═══ ENTRIES SHOWN

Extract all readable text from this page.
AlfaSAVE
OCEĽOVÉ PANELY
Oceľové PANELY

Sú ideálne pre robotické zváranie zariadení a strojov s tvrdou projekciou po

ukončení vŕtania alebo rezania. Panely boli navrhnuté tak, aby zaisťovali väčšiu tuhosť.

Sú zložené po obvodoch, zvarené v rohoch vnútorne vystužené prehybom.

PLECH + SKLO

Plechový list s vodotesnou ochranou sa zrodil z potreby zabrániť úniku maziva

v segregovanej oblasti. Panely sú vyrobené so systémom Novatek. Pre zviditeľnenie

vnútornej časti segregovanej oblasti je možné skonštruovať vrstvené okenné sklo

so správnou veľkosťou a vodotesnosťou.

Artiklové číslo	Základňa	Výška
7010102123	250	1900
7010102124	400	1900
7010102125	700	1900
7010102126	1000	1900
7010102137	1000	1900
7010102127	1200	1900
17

══════

Search the data for "oblasti". Copy every line that has it.

v segregovanej oblasti. Panely sú vyrobené so systémom Novatek. Pre zviditeľnenie
vnútornej časti segregovanej oblasti je možné skonštruovať vrstvené okenné sklo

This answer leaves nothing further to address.